• **PROBLEM TO WORK ON**
For the copy, please give all of the data again exactly and leave the pictures out.

• **RECORD EXTRACTS**

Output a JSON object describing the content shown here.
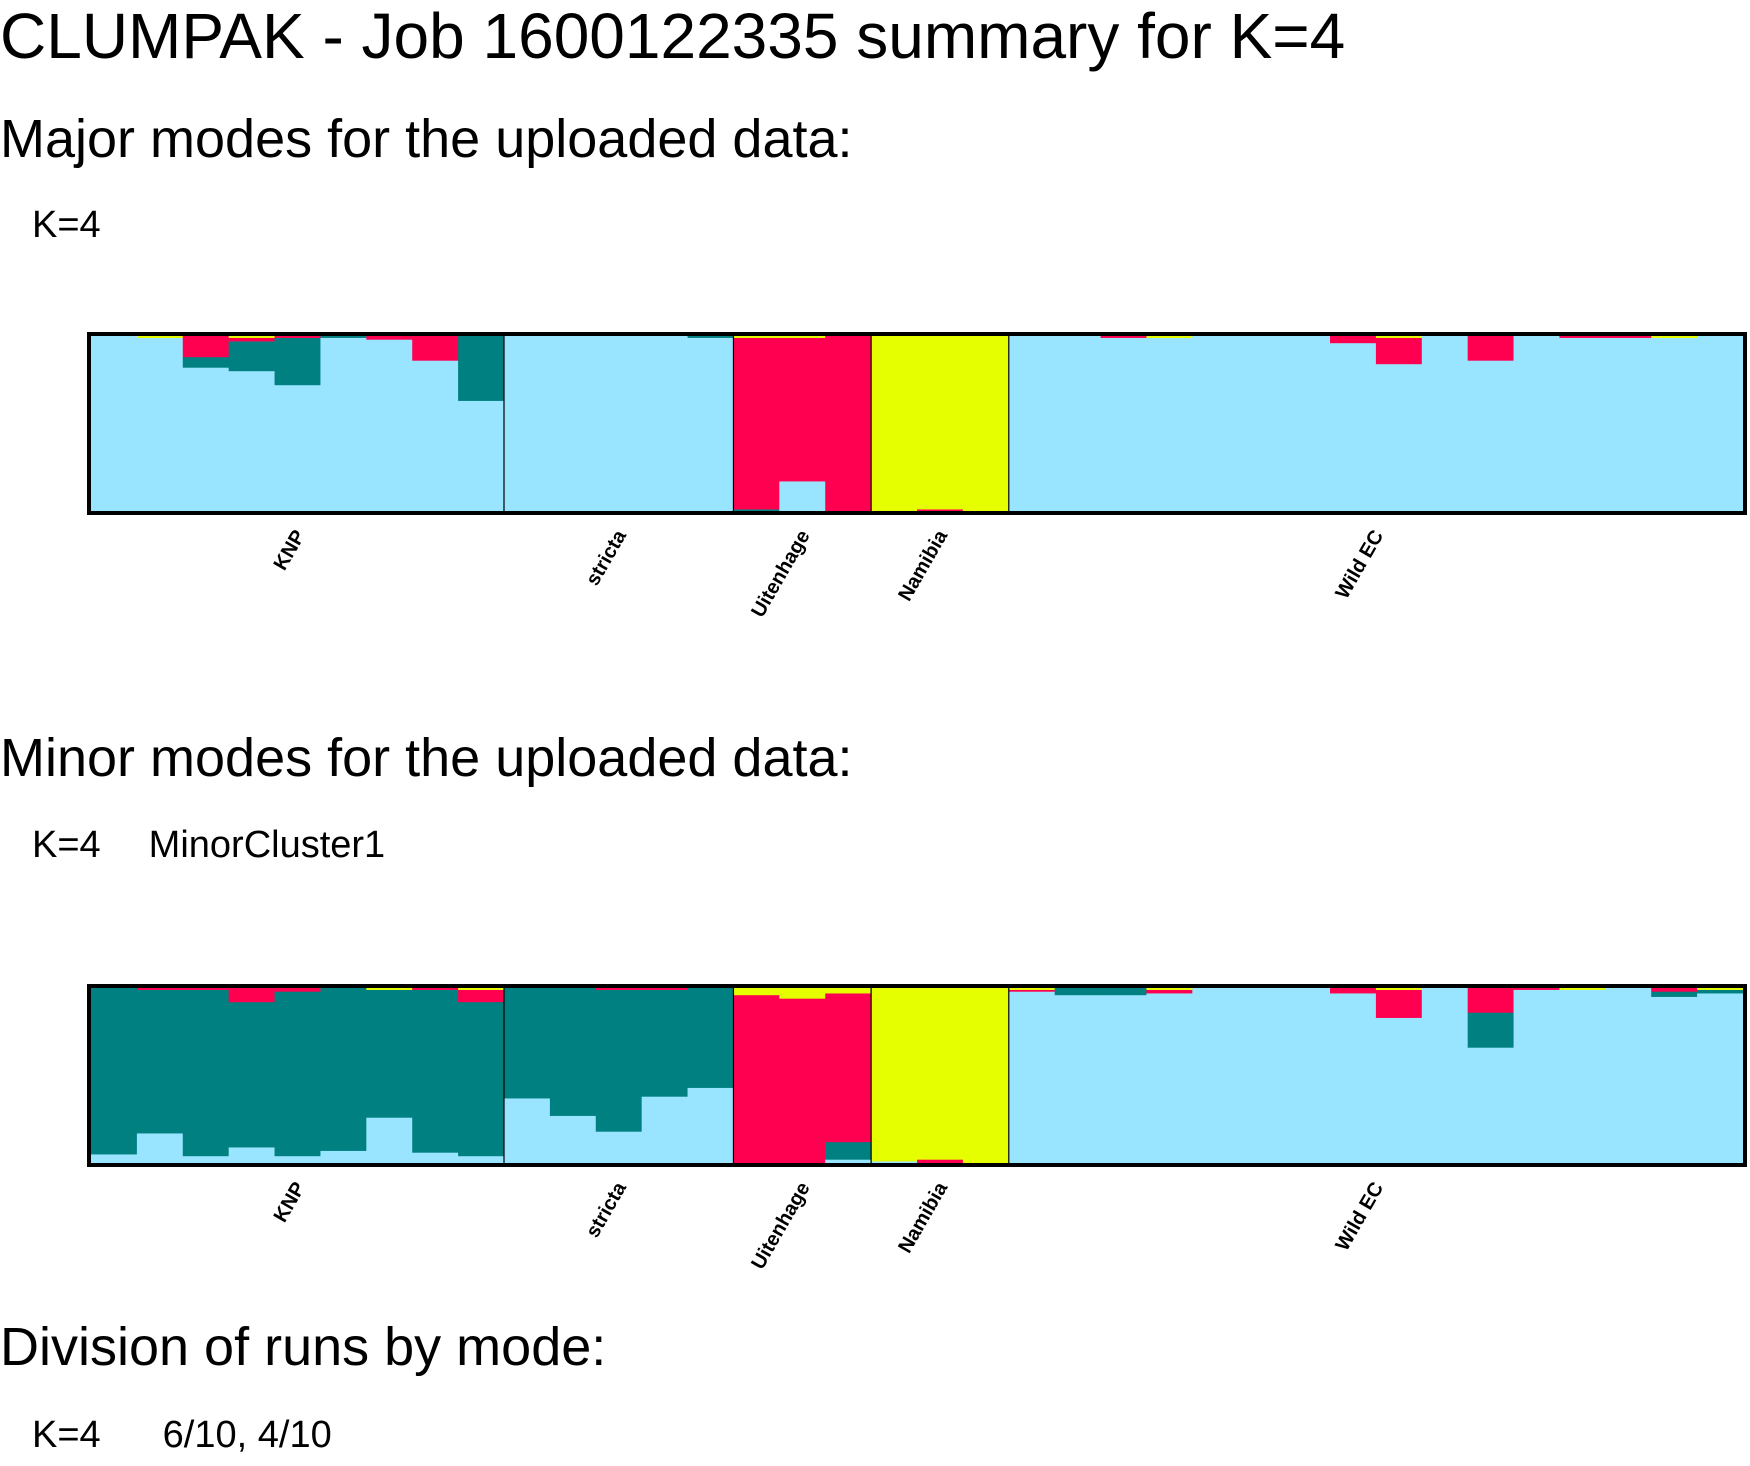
{
  "title": "CLUMPAK - Job 1600122335 summary for K=4",
  "major": {
    "heading": "Major modes for the uploaded data:",
    "k_label": "K=4"
  },
  "minor": {
    "heading": "Minor modes for the uploaded data:",
    "k_label": "K=4",
    "cluster_label": "MinorCluster1"
  },
  "division": {
    "heading": "Division of runs by mode:",
    "k_label": "K=4",
    "value": "6/10, 4/10"
  },
  "colors": {
    "light_blue": "#99E5FF",
    "teal": "#008080",
    "red": "#FF0050",
    "yellow": "#E5FF00",
    "orange": "#FF8000"
  },
  "chart_data": [
    {
      "type": "bar",
      "stacked": true,
      "name": "major-mode",
      "populations": [
        {
          "label": "KNP",
          "count": 9
        },
        {
          "label": "stricta",
          "count": 5
        },
        {
          "label": "Uitenhage",
          "count": 3
        },
        {
          "label": "Namibia",
          "count": 3
        },
        {
          "label": "Wild EC",
          "count": 16
        }
      ],
      "clusters": [
        "light_blue",
        "teal",
        "red",
        "yellow"
      ],
      "individuals": [
        [
          1.0,
          0.0,
          0.0,
          0.0
        ],
        [
          0.99,
          0.0,
          0.0,
          0.01
        ],
        [
          0.82,
          0.06,
          0.12,
          0.0
        ],
        [
          0.8,
          0.17,
          0.02,
          0.01
        ],
        [
          0.72,
          0.27,
          0.01,
          0.0
        ],
        [
          0.99,
          0.01,
          0.0,
          0.0
        ],
        [
          0.98,
          0.0,
          0.02,
          0.0
        ],
        [
          0.86,
          0.0,
          0.14,
          0.0
        ],
        [
          0.63,
          0.37,
          0.0,
          0.0
        ],
        [
          1.0,
          0.0,
          0.0,
          0.0
        ],
        [
          1.0,
          0.0,
          0.0,
          0.0
        ],
        [
          1.0,
          0.0,
          0.0,
          0.0
        ],
        [
          1.0,
          0.0,
          0.0,
          0.0
        ],
        [
          0.99,
          0.01,
          0.0,
          0.0
        ],
        [
          0.0,
          0.01,
          0.98,
          0.01
        ],
        [
          0.17,
          0.0,
          0.82,
          0.01
        ],
        [
          0.0,
          0.0,
          1.0,
          0.0
        ],
        [
          0.0,
          0.0,
          0.0,
          1.0
        ],
        [
          0.0,
          0.0,
          0.01,
          0.99
        ],
        [
          0.0,
          0.0,
          0.0,
          1.0
        ],
        [
          1.0,
          0.0,
          0.0,
          0.0
        ],
        [
          1.0,
          0.0,
          0.0,
          0.0
        ],
        [
          0.99,
          0.0,
          0.01,
          0.0
        ],
        [
          0.99,
          0.0,
          0.0,
          0.01
        ],
        [
          1.0,
          0.0,
          0.0,
          0.0
        ],
        [
          1.0,
          0.0,
          0.0,
          0.0
        ],
        [
          1.0,
          0.0,
          0.0,
          0.0
        ],
        [
          0.96,
          0.0,
          0.04,
          0.0
        ],
        [
          0.84,
          0.0,
          0.15,
          0.01
        ],
        [
          1.0,
          0.0,
          0.0,
          0.0
        ],
        [
          0.86,
          0.0,
          0.14,
          0.0
        ],
        [
          1.0,
          0.0,
          0.0,
          0.0
        ],
        [
          0.99,
          0.0,
          0.01,
          0.0
        ],
        [
          0.99,
          0.0,
          0.01,
          0.0
        ],
        [
          0.99,
          0.0,
          0.0,
          0.01
        ],
        [
          1.0,
          0.0,
          0.0,
          0.0
        ]
      ]
    },
    {
      "type": "bar",
      "stacked": true,
      "name": "minor-mode",
      "populations": [
        {
          "label": "KNP",
          "count": 9
        },
        {
          "label": "stricta",
          "count": 5
        },
        {
          "label": "Uitenhage",
          "count": 3
        },
        {
          "label": "Namibia",
          "count": 3
        },
        {
          "label": "Wild EC",
          "count": 16
        }
      ],
      "clusters": [
        "light_blue",
        "teal",
        "red",
        "yellow"
      ],
      "individuals": [
        [
          0.05,
          0.95,
          0.0,
          0.0
        ],
        [
          0.17,
          0.82,
          0.01,
          0.0
        ],
        [
          0.04,
          0.95,
          0.01,
          0.0
        ],
        [
          0.09,
          0.83,
          0.08,
          0.0
        ],
        [
          0.04,
          0.94,
          0.02,
          0.0
        ],
        [
          0.07,
          0.93,
          0.0,
          0.0
        ],
        [
          0.26,
          0.73,
          0.0,
          0.01
        ],
        [
          0.06,
          0.93,
          0.01,
          0.0
        ],
        [
          0.04,
          0.88,
          0.07,
          0.01
        ],
        [
          0.37,
          0.63,
          0.0,
          0.0
        ],
        [
          0.27,
          0.73,
          0.0,
          0.0
        ],
        [
          0.18,
          0.81,
          0.01,
          0.0
        ],
        [
          0.38,
          0.61,
          0.01,
          0.0
        ],
        [
          0.43,
          0.57,
          0.0,
          0.0
        ],
        [
          0.0,
          0.0,
          0.96,
          0.04
        ],
        [
          0.0,
          0.0,
          0.94,
          0.06
        ],
        [
          0.02,
          0.1,
          0.85,
          0.03
        ],
        [
          0.01,
          0.0,
          0.0,
          0.99
        ],
        [
          0.0,
          0.0,
          0.02,
          0.98
        ],
        [
          0.0,
          0.0,
          0.0,
          1.0
        ],
        [
          0.98,
          0.0,
          0.01,
          0.01
        ],
        [
          0.96,
          0.04,
          0.0,
          0.0
        ],
        [
          0.96,
          0.04,
          0.0,
          0.0
        ],
        [
          0.97,
          0.0,
          0.02,
          0.01
        ],
        [
          1.0,
          0.0,
          0.0,
          0.0
        ],
        [
          1.0,
          0.0,
          0.0,
          0.0
        ],
        [
          1.0,
          0.0,
          0.0,
          0.0
        ],
        [
          0.97,
          0.0,
          0.03,
          0.0
        ],
        [
          0.83,
          0.0,
          0.16,
          0.01
        ],
        [
          1.0,
          0.0,
          0.0,
          0.0
        ],
        [
          0.66,
          0.2,
          0.14,
          0.0
        ],
        [
          0.99,
          0.0,
          0.01,
          0.0
        ],
        [
          0.99,
          0.0,
          0.0,
          0.01
        ],
        [
          1.0,
          0.0,
          0.0,
          0.0
        ],
        [
          0.95,
          0.03,
          0.02,
          0.0
        ],
        [
          0.97,
          0.02,
          0.0,
          0.01
        ]
      ]
    }
  ]
}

• **REPLY**
Output a JSON object describing the content shown here.
{
  "title": "CLUMPAK - Job 1600122335 summary for K=4",
  "major": {
    "heading": "Major modes for the uploaded data:",
    "k_label": "K=4"
  },
  "minor": {
    "heading": "Minor modes for the uploaded data:",
    "k_label": "K=4",
    "cluster_label": "MinorCluster1"
  },
  "division": {
    "heading": "Division of runs by mode:",
    "k_label": "K=4",
    "value": "6/10, 4/10"
  },
  "colors": {
    "light_blue": "#99E5FF",
    "teal": "#008080",
    "red": "#FF0050",
    "yellow": "#E5FF00",
    "orange": "#FF8000"
  },
  "chart_data": [
    {
      "type": "bar",
      "stacked": true,
      "name": "major-mode",
      "populations": [
        {
          "label": "KNP",
          "count": 9
        },
        {
          "label": "stricta",
          "count": 5
        },
        {
          "label": "Uitenhage",
          "count": 3
        },
        {
          "label": "Namibia",
          "count": 3
        },
        {
          "label": "Wild EC",
          "count": 16
        }
      ],
      "clusters": [
        "light_blue",
        "teal",
        "red",
        "yellow"
      ],
      "individuals": [
        [
          1.0,
          0.0,
          0.0,
          0.0
        ],
        [
          0.99,
          0.0,
          0.0,
          0.01
        ],
        [
          0.82,
          0.06,
          0.12,
          0.0
        ],
        [
          0.8,
          0.17,
          0.02,
          0.01
        ],
        [
          0.72,
          0.27,
          0.01,
          0.0
        ],
        [
          0.99,
          0.01,
          0.0,
          0.0
        ],
        [
          0.98,
          0.0,
          0.02,
          0.0
        ],
        [
          0.86,
          0.0,
          0.14,
          0.0
        ],
        [
          0.63,
          0.37,
          0.0,
          0.0
        ],
        [
          1.0,
          0.0,
          0.0,
          0.0
        ],
        [
          1.0,
          0.0,
          0.0,
          0.0
        ],
        [
          1.0,
          0.0,
          0.0,
          0.0
        ],
        [
          1.0,
          0.0,
          0.0,
          0.0
        ],
        [
          0.99,
          0.01,
          0.0,
          0.0
        ],
        [
          0.0,
          0.01,
          0.98,
          0.01
        ],
        [
          0.17,
          0.0,
          0.82,
          0.01
        ],
        [
          0.0,
          0.0,
          1.0,
          0.0
        ],
        [
          0.0,
          0.0,
          0.0,
          1.0
        ],
        [
          0.0,
          0.0,
          0.01,
          0.99
        ],
        [
          0.0,
          0.0,
          0.0,
          1.0
        ],
        [
          1.0,
          0.0,
          0.0,
          0.0
        ],
        [
          1.0,
          0.0,
          0.0,
          0.0
        ],
        [
          0.99,
          0.0,
          0.01,
          0.0
        ],
        [
          0.99,
          0.0,
          0.0,
          0.01
        ],
        [
          1.0,
          0.0,
          0.0,
          0.0
        ],
        [
          1.0,
          0.0,
          0.0,
          0.0
        ],
        [
          1.0,
          0.0,
          0.0,
          0.0
        ],
        [
          0.96,
          0.0,
          0.04,
          0.0
        ],
        [
          0.84,
          0.0,
          0.15,
          0.01
        ],
        [
          1.0,
          0.0,
          0.0,
          0.0
        ],
        [
          0.86,
          0.0,
          0.14,
          0.0
        ],
        [
          1.0,
          0.0,
          0.0,
          0.0
        ],
        [
          0.99,
          0.0,
          0.01,
          0.0
        ],
        [
          0.99,
          0.0,
          0.01,
          0.0
        ],
        [
          0.99,
          0.0,
          0.0,
          0.01
        ],
        [
          1.0,
          0.0,
          0.0,
          0.0
        ]
      ]
    },
    {
      "type": "bar",
      "stacked": true,
      "name": "minor-mode",
      "populations": [
        {
          "label": "KNP",
          "count": 9
        },
        {
          "label": "stricta",
          "count": 5
        },
        {
          "label": "Uitenhage",
          "count": 3
        },
        {
          "label": "Namibia",
          "count": 3
        },
        {
          "label": "Wild EC",
          "count": 16
        }
      ],
      "clusters": [
        "light_blue",
        "teal",
        "red",
        "yellow"
      ],
      "individuals": [
        [
          0.05,
          0.95,
          0.0,
          0.0
        ],
        [
          0.17,
          0.82,
          0.01,
          0.0
        ],
        [
          0.04,
          0.95,
          0.01,
          0.0
        ],
        [
          0.09,
          0.83,
          0.08,
          0.0
        ],
        [
          0.04,
          0.94,
          0.02,
          0.0
        ],
        [
          0.07,
          0.93,
          0.0,
          0.0
        ],
        [
          0.26,
          0.73,
          0.0,
          0.01
        ],
        [
          0.06,
          0.93,
          0.01,
          0.0
        ],
        [
          0.04,
          0.88,
          0.07,
          0.01
        ],
        [
          0.37,
          0.63,
          0.0,
          0.0
        ],
        [
          0.27,
          0.73,
          0.0,
          0.0
        ],
        [
          0.18,
          0.81,
          0.01,
          0.0
        ],
        [
          0.38,
          0.61,
          0.01,
          0.0
        ],
        [
          0.43,
          0.57,
          0.0,
          0.0
        ],
        [
          0.0,
          0.0,
          0.96,
          0.04
        ],
        [
          0.0,
          0.0,
          0.94,
          0.06
        ],
        [
          0.02,
          0.1,
          0.85,
          0.03
        ],
        [
          0.01,
          0.0,
          0.0,
          0.99
        ],
        [
          0.0,
          0.0,
          0.02,
          0.98
        ],
        [
          0.0,
          0.0,
          0.0,
          1.0
        ],
        [
          0.98,
          0.0,
          0.01,
          0.01
        ],
        [
          0.96,
          0.04,
          0.0,
          0.0
        ],
        [
          0.96,
          0.04,
          0.0,
          0.0
        ],
        [
          0.97,
          0.0,
          0.02,
          0.01
        ],
        [
          1.0,
          0.0,
          0.0,
          0.0
        ],
        [
          1.0,
          0.0,
          0.0,
          0.0
        ],
        [
          1.0,
          0.0,
          0.0,
          0.0
        ],
        [
          0.97,
          0.0,
          0.03,
          0.0
        ],
        [
          0.83,
          0.0,
          0.16,
          0.01
        ],
        [
          1.0,
          0.0,
          0.0,
          0.0
        ],
        [
          0.66,
          0.2,
          0.14,
          0.0
        ],
        [
          0.99,
          0.0,
          0.01,
          0.0
        ],
        [
          0.99,
          0.0,
          0.0,
          0.01
        ],
        [
          1.0,
          0.0,
          0.0,
          0.0
        ],
        [
          0.95,
          0.03,
          0.02,
          0.0
        ],
        [
          0.97,
          0.02,
          0.0,
          0.01
        ]
      ]
    }
  ]
}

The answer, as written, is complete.